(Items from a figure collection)
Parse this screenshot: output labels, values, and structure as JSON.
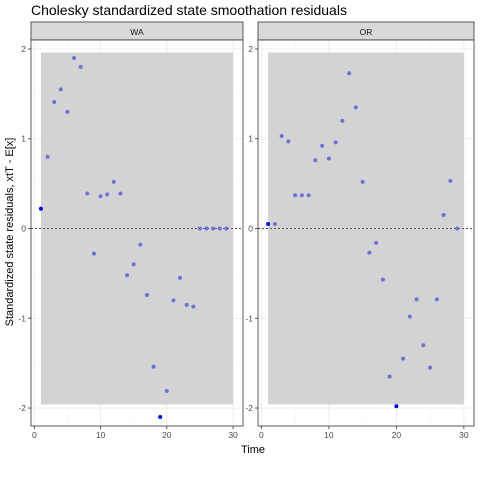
{
  "chart_data": {
    "type": "scatter",
    "title": "Cholesky standardized state smoothation residuals",
    "xlabel": "Time",
    "ylabel": "Standardized state residuals, xtT - E[x]",
    "grid": true,
    "colors": {
      "point": "#7070d8",
      "point_highlight": "#0000ff",
      "band": "#d3d3d3",
      "strip": "#d9d9d9",
      "zero_line": "#555555"
    },
    "panels": [
      {
        "strip_label": "WA",
        "xlim": [
          -0.5,
          31.5
        ],
        "ylim": [
          -2.2,
          2.1
        ],
        "xticks": [
          0,
          10,
          20,
          30
        ],
        "yticks": [
          -2,
          -1,
          0,
          1,
          2
        ],
        "band": {
          "x_from": 1,
          "x_to": 30,
          "y_from": -1.96,
          "y_to": 1.96
        },
        "points": [
          {
            "x": 1,
            "y": 0.22,
            "highlight": true
          },
          {
            "x": 2,
            "y": 0.8
          },
          {
            "x": 3,
            "y": 1.41
          },
          {
            "x": 4,
            "y": 1.55
          },
          {
            "x": 5,
            "y": 1.3
          },
          {
            "x": 6,
            "y": 1.9
          },
          {
            "x": 7,
            "y": 1.8
          },
          {
            "x": 8,
            "y": 0.39
          },
          {
            "x": 9,
            "y": -0.28
          },
          {
            "x": 10,
            "y": 0.36
          },
          {
            "x": 11,
            "y": 0.38
          },
          {
            "x": 12,
            "y": 0.52
          },
          {
            "x": 13,
            "y": 0.39
          },
          {
            "x": 14,
            "y": -0.52
          },
          {
            "x": 15,
            "y": -0.4
          },
          {
            "x": 16,
            "y": -0.18
          },
          {
            "x": 17,
            "y": -0.74
          },
          {
            "x": 18,
            "y": -1.54
          },
          {
            "x": 19,
            "y": -2.1,
            "highlight": true
          },
          {
            "x": 20,
            "y": -1.81
          },
          {
            "x": 21,
            "y": -0.8
          },
          {
            "x": 22,
            "y": -0.55
          },
          {
            "x": 23,
            "y": -0.85
          },
          {
            "x": 24,
            "y": -0.87
          },
          {
            "x": 25,
            "y": 0.0
          },
          {
            "x": 26,
            "y": 0.0
          },
          {
            "x": 27,
            "y": 0.0
          },
          {
            "x": 28,
            "y": 0.0
          },
          {
            "x": 29,
            "y": 0.0
          }
        ]
      },
      {
        "strip_label": "OR",
        "xlim": [
          -0.5,
          31.5
        ],
        "ylim": [
          -2.2,
          2.1
        ],
        "xticks": [
          0,
          10,
          20,
          30
        ],
        "yticks": [
          -2,
          -1,
          0,
          1,
          2
        ],
        "band": {
          "x_from": 1,
          "x_to": 30,
          "y_from": -1.96,
          "y_to": 1.96
        },
        "points": [
          {
            "x": 1,
            "y": 0.05,
            "highlight": true
          },
          {
            "x": 2,
            "y": 0.05
          },
          {
            "x": 3,
            "y": 1.03
          },
          {
            "x": 4,
            "y": 0.97
          },
          {
            "x": 5,
            "y": 0.37
          },
          {
            "x": 6,
            "y": 0.37
          },
          {
            "x": 7,
            "y": 0.37
          },
          {
            "x": 8,
            "y": 0.76
          },
          {
            "x": 9,
            "y": 0.92
          },
          {
            "x": 10,
            "y": 0.78
          },
          {
            "x": 11,
            "y": 0.96
          },
          {
            "x": 12,
            "y": 1.2
          },
          {
            "x": 13,
            "y": 1.73
          },
          {
            "x": 14,
            "y": 1.35
          },
          {
            "x": 15,
            "y": 0.52
          },
          {
            "x": 16,
            "y": -0.27
          },
          {
            "x": 17,
            "y": -0.16
          },
          {
            "x": 18,
            "y": -0.57
          },
          {
            "x": 19,
            "y": -1.65
          },
          {
            "x": 20,
            "y": -1.98,
            "highlight": true
          },
          {
            "x": 21,
            "y": -1.45
          },
          {
            "x": 22,
            "y": -0.98
          },
          {
            "x": 23,
            "y": -0.79
          },
          {
            "x": 24,
            "y": -1.3
          },
          {
            "x": 25,
            "y": -1.55
          },
          {
            "x": 26,
            "y": -0.79
          },
          {
            "x": 27,
            "y": 0.15
          },
          {
            "x": 28,
            "y": 0.53
          },
          {
            "x": 29,
            "y": 0.0
          }
        ]
      }
    ]
  }
}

*Set problem*
Using the data above, write out every line exactly, leaving the images behind.

*Result*
Parse this screenshot: output labels, values, and structure as JSON.
{
  "chart_data": {
    "type": "scatter",
    "title": "Cholesky standardized state smoothation residuals",
    "xlabel": "Time",
    "ylabel": "Standardized state residuals, xtT - E[x]",
    "grid": true,
    "colors": {
      "point": "#7070d8",
      "point_highlight": "#0000ff",
      "band": "#d3d3d3",
      "strip": "#d9d9d9",
      "zero_line": "#555555"
    },
    "panels": [
      {
        "strip_label": "WA",
        "xlim": [
          -0.5,
          31.5
        ],
        "ylim": [
          -2.2,
          2.1
        ],
        "xticks": [
          0,
          10,
          20,
          30
        ],
        "yticks": [
          -2,
          -1,
          0,
          1,
          2
        ],
        "band": {
          "x_from": 1,
          "x_to": 30,
          "y_from": -1.96,
          "y_to": 1.96
        },
        "points": [
          {
            "x": 1,
            "y": 0.22,
            "highlight": true
          },
          {
            "x": 2,
            "y": 0.8
          },
          {
            "x": 3,
            "y": 1.41
          },
          {
            "x": 4,
            "y": 1.55
          },
          {
            "x": 5,
            "y": 1.3
          },
          {
            "x": 6,
            "y": 1.9
          },
          {
            "x": 7,
            "y": 1.8
          },
          {
            "x": 8,
            "y": 0.39
          },
          {
            "x": 9,
            "y": -0.28
          },
          {
            "x": 10,
            "y": 0.36
          },
          {
            "x": 11,
            "y": 0.38
          },
          {
            "x": 12,
            "y": 0.52
          },
          {
            "x": 13,
            "y": 0.39
          },
          {
            "x": 14,
            "y": -0.52
          },
          {
            "x": 15,
            "y": -0.4
          },
          {
            "x": 16,
            "y": -0.18
          },
          {
            "x": 17,
            "y": -0.74
          },
          {
            "x": 18,
            "y": -1.54
          },
          {
            "x": 19,
            "y": -2.1,
            "highlight": true
          },
          {
            "x": 20,
            "y": -1.81
          },
          {
            "x": 21,
            "y": -0.8
          },
          {
            "x": 22,
            "y": -0.55
          },
          {
            "x": 23,
            "y": -0.85
          },
          {
            "x": 24,
            "y": -0.87
          },
          {
            "x": 25,
            "y": 0.0
          },
          {
            "x": 26,
            "y": 0.0
          },
          {
            "x": 27,
            "y": 0.0
          },
          {
            "x": 28,
            "y": 0.0
          },
          {
            "x": 29,
            "y": 0.0
          }
        ]
      },
      {
        "strip_label": "OR",
        "xlim": [
          -0.5,
          31.5
        ],
        "ylim": [
          -2.2,
          2.1
        ],
        "xticks": [
          0,
          10,
          20,
          30
        ],
        "yticks": [
          -2,
          -1,
          0,
          1,
          2
        ],
        "band": {
          "x_from": 1,
          "x_to": 30,
          "y_from": -1.96,
          "y_to": 1.96
        },
        "points": [
          {
            "x": 1,
            "y": 0.05,
            "highlight": true
          },
          {
            "x": 2,
            "y": 0.05
          },
          {
            "x": 3,
            "y": 1.03
          },
          {
            "x": 4,
            "y": 0.97
          },
          {
            "x": 5,
            "y": 0.37
          },
          {
            "x": 6,
            "y": 0.37
          },
          {
            "x": 7,
            "y": 0.37
          },
          {
            "x": 8,
            "y": 0.76
          },
          {
            "x": 9,
            "y": 0.92
          },
          {
            "x": 10,
            "y": 0.78
          },
          {
            "x": 11,
            "y": 0.96
          },
          {
            "x": 12,
            "y": 1.2
          },
          {
            "x": 13,
            "y": 1.73
          },
          {
            "x": 14,
            "y": 1.35
          },
          {
            "x": 15,
            "y": 0.52
          },
          {
            "x": 16,
            "y": -0.27
          },
          {
            "x": 17,
            "y": -0.16
          },
          {
            "x": 18,
            "y": -0.57
          },
          {
            "x": 19,
            "y": -1.65
          },
          {
            "x": 20,
            "y": -1.98,
            "highlight": true
          },
          {
            "x": 21,
            "y": -1.45
          },
          {
            "x": 22,
            "y": -0.98
          },
          {
            "x": 23,
            "y": -0.79
          },
          {
            "x": 24,
            "y": -1.3
          },
          {
            "x": 25,
            "y": -1.55
          },
          {
            "x": 26,
            "y": -0.79
          },
          {
            "x": 27,
            "y": 0.15
          },
          {
            "x": 28,
            "y": 0.53
          },
          {
            "x": 29,
            "y": 0.0
          }
        ]
      }
    ]
  }
}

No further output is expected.